_Record excerpts_
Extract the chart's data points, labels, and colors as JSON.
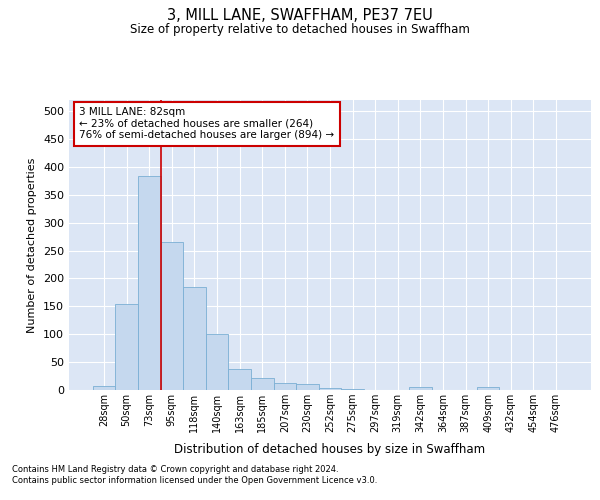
{
  "title": "3, MILL LANE, SWAFFHAM, PE37 7EU",
  "subtitle": "Size of property relative to detached houses in Swaffham",
  "xlabel": "Distribution of detached houses by size in Swaffham",
  "ylabel": "Number of detached properties",
  "categories": [
    "28sqm",
    "50sqm",
    "73sqm",
    "95sqm",
    "118sqm",
    "140sqm",
    "163sqm",
    "185sqm",
    "207sqm",
    "230sqm",
    "252sqm",
    "275sqm",
    "297sqm",
    "319sqm",
    "342sqm",
    "364sqm",
    "387sqm",
    "409sqm",
    "432sqm",
    "454sqm",
    "476sqm"
  ],
  "values": [
    7,
    155,
    383,
    265,
    185,
    101,
    37,
    21,
    12,
    10,
    4,
    1,
    0,
    0,
    5,
    0,
    0,
    5,
    0,
    0,
    0
  ],
  "bar_color": "#c5d8ee",
  "bar_edge_color": "#7aafd4",
  "background_color": "#dce6f5",
  "grid_color": "#ffffff",
  "annotation_box_color": "#cc0000",
  "property_line_color": "#cc0000",
  "property_line_index": 2,
  "annotation_line1": "3 MILL LANE: 82sqm",
  "annotation_line2": "← 23% of detached houses are smaller (264)",
  "annotation_line3": "76% of semi-detached houses are larger (894) →",
  "footer_line1": "Contains HM Land Registry data © Crown copyright and database right 2024.",
  "footer_line2": "Contains public sector information licensed under the Open Government Licence v3.0.",
  "ylim": [
    0,
    520
  ],
  "yticks": [
    0,
    50,
    100,
    150,
    200,
    250,
    300,
    350,
    400,
    450,
    500
  ]
}
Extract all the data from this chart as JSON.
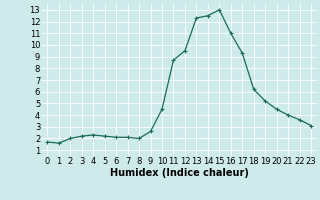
{
  "x": [
    0,
    1,
    2,
    3,
    4,
    5,
    6,
    7,
    8,
    9,
    10,
    11,
    12,
    13,
    14,
    15,
    16,
    17,
    18,
    19,
    20,
    21,
    22,
    23
  ],
  "y": [
    1.7,
    1.6,
    2.0,
    2.2,
    2.3,
    2.2,
    2.1,
    2.1,
    2.0,
    2.6,
    4.5,
    8.7,
    9.5,
    12.3,
    12.5,
    13.0,
    11.0,
    9.3,
    6.2,
    5.2,
    4.5,
    4.0,
    3.6,
    3.1
  ],
  "line_color": "#1a6b5a",
  "marker": "+",
  "markersize": 3,
  "linewidth": 0.9,
  "bg_color": "#ceeaea",
  "grid_color": "#ffffff",
  "xlabel": "Humidex (Indice chaleur)",
  "xlabel_fontsize": 7,
  "xlim": [
    -0.5,
    23.5
  ],
  "ylim": [
    0.5,
    13.5
  ],
  "xticks": [
    0,
    1,
    2,
    3,
    4,
    5,
    6,
    7,
    8,
    9,
    10,
    11,
    12,
    13,
    14,
    15,
    16,
    17,
    18,
    19,
    20,
    21,
    22,
    23
  ],
  "yticks": [
    1,
    2,
    3,
    4,
    5,
    6,
    7,
    8,
    9,
    10,
    11,
    12,
    13
  ],
  "tick_fontsize": 6,
  "markeredgewidth": 0.8
}
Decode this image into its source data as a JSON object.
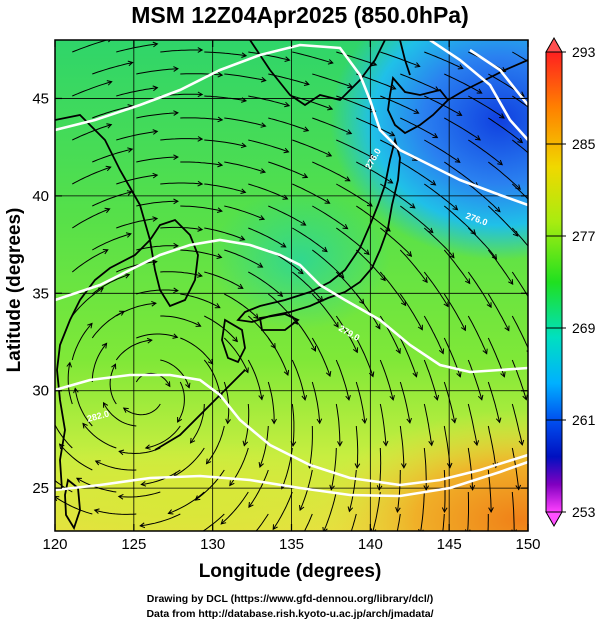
{
  "title": "MSM 12Z04Apr2025 (850.0hPa)",
  "xlabel": "Longitude (degrees)",
  "ylabel": "Latitude  (degrees)",
  "x_ticks": [
    "120",
    "125",
    "130",
    "135",
    "140",
    "145",
    "150"
  ],
  "y_ticks": [
    "25",
    "30",
    "35",
    "40",
    "45"
  ],
  "colorbar": {
    "ticks": [
      "293",
      "285",
      "277",
      "269",
      "261",
      "253"
    ],
    "colors": [
      "#ff0000",
      "#ff6000",
      "#ffb000",
      "#ffff00",
      "#a0f000",
      "#30e030",
      "#00e0b0",
      "#00c0ff",
      "#0060ff",
      "#0000c0",
      "#6000c0",
      "#c000c0",
      "#ff40ff"
    ]
  },
  "contour_labels": [
    "276.0",
    "276.0",
    "279.0",
    "282.0"
  ],
  "credits": {
    "line1": "Drawing by DCL (https://www.gfd-dennou.org/library/dcl/)",
    "line2": "Data from http://database.rish.kyoto-u.ac.jp/arch/jmadata/"
  }
}
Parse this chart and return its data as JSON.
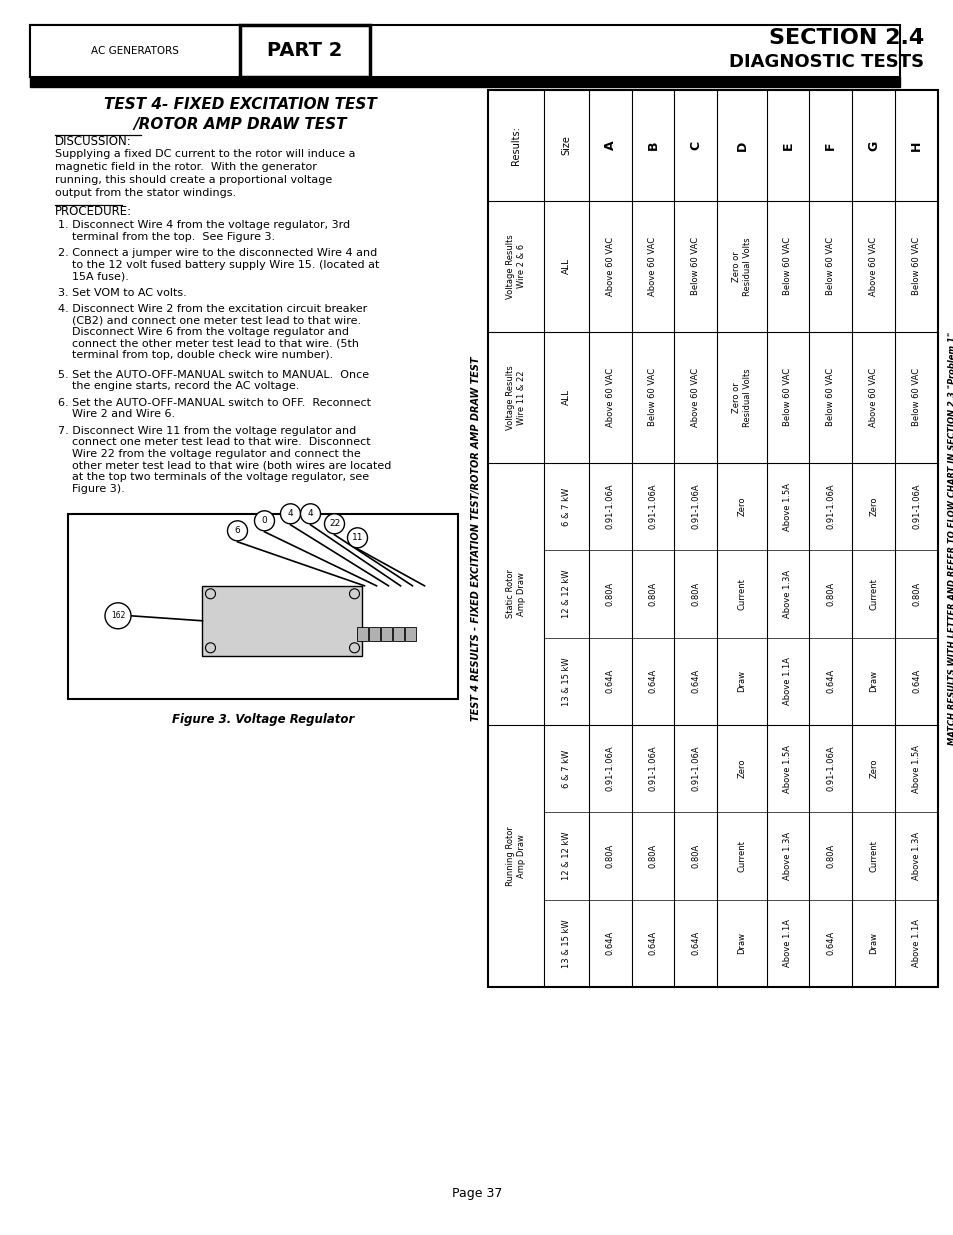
{
  "title_section": "SECTION 2.4",
  "title_diag": "DIAGNOSTIC TESTS",
  "header_left": "AC GENERATORS",
  "header_part": "PART 2",
  "test_title_line1": "TEST 4- FIXED EXCITATION TEST",
  "test_title_line2": "/ROTOR AMP DRAW TEST",
  "discussion_header": "DISCUSSION:",
  "discussion_text_lines": [
    "Supplying a fixed DC current to the rotor will induce a",
    "magnetic field in the rotor.  With the generator",
    "running, this should create a proportional voltage",
    "output from the stator windings."
  ],
  "procedure_header": "PROCEDURE:",
  "procedure_steps": [
    [
      "1. ",
      "Disconnect Wire 4 from the voltage regulator, 3rd\n    terminal from the top.  See Figure 3."
    ],
    [
      "2. ",
      "Connect a jumper wire to the disconnected Wire 4 and\n    to the 12 volt fused battery supply Wire 15. (located at\n    15A fuse)."
    ],
    [
      "3. ",
      "Set VOM to AC volts."
    ],
    [
      "4. ",
      "Disconnect Wire 2 from the excitation circuit breaker\n    (CB2) and connect one meter test lead to that wire.\n    Disconnect Wire 6 from the voltage regulator and\n    connect the other meter test lead to that wire. (5th\n    terminal from top, double check wire number)."
    ],
    [
      "5. ",
      "Set the AUTO-OFF-MANUAL switch to MANUAL.  Once\n    the engine starts, record the AC voltage."
    ],
    [
      "6. ",
      "Set the AUTO-OFF-MANUAL switch to OFF.  Reconnect\n    Wire 2 and Wire 6."
    ],
    [
      "7. ",
      "Disconnect Wire 11 from the voltage regulator and\n    connect one meter test lead to that wire.  Disconnect\n    Wire 22 from the voltage regulator and connect the\n    other meter test lead to that wire (both wires are located\n    at the top two terminals of the voltage regulator, see\n    Figure 3)."
    ]
  ],
  "figure_caption": "Figure 3. Voltage Regulator",
  "table_title": "TEST 4 RESULTS - FIXED EXCITATION TEST/ROTOR AMP DRAW TEST",
  "table_note": "MATCH RESULTS WITH LETTER AND REFER TO FLOW CHART IN SECTION 2.3 \"Problem 1\"",
  "col_headers": [
    "Results:",
    "Size",
    "A",
    "B",
    "C",
    "D",
    "E",
    "F",
    "G",
    "H"
  ],
  "row_labels": [
    "Voltage Results\nWire 2 & 6",
    "Voltage Results\nWire 11 & 22",
    "Static Rotor\nAmp Draw",
    "Running Rotor\nAmp Draw"
  ],
  "size_labels": [
    [
      "ALL"
    ],
    [
      "ALL"
    ],
    [
      "6 & 7 kW",
      "12 & 12 kW",
      "13 & 15 kW"
    ],
    [
      "6 & 7 kW",
      "12 & 12 kW",
      "13 & 15 kW"
    ]
  ],
  "table_data": [
    [
      "Above 60 VAC",
      "Above 60 VAC",
      "Below 60 VAC",
      "Zero or\nResidual Volts",
      "Below 60 VAC",
      "Below 60 VAC",
      "Above 60 VAC",
      "Below 60 VAC"
    ],
    [
      "Above 60 VAC",
      "Below 60 VAC",
      "Above 60 VAC",
      "Zero or\nResidual Volts",
      "Below 60 VAC",
      "Below 60 VAC",
      "Above 60 VAC",
      "Below 60 VAC"
    ],
    [
      "0.91-1.06A\n0.80A\n0.64A",
      "0.91-1.06A\n0.80A\n0.64A",
      "0.91-1.06A\n0.80A\n0.64A",
      "Zero\nCurrent\nDraw",
      "Above 1.5A\nAbove 1.3A\nAbove 1.1A",
      "0.91-1.06A\n0.80A\n0.64A",
      "Zero\nCurrent\nDraw",
      "0.91-1.06A\n0.80A\n0.64A"
    ],
    [
      "0.91-1.06A\n0.80A\n0.64A",
      "0.91-1.06A\n0.80A\n0.64A",
      "0.91-1.06A\n0.80A\n0.64A",
      "Zero\nCurrent\nDraw",
      "Above 1.5A\nAbove 1.3A\nAbove 1.1A",
      "0.91-1.06A\n0.80A\n0.64A",
      "Zero\nCurrent\nDraw",
      "Above 1.5A\nAbove 1.3A\nAbove 1.1A"
    ]
  ],
  "page_number": "Page 37"
}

_What the exercise asks_
Which lines in the listing above hold the word "ylabel"? Show each of them.

_Result of the task_
  "ylabel": "Number of detached properties",
  "ylabel": "Latitude  (degrees)",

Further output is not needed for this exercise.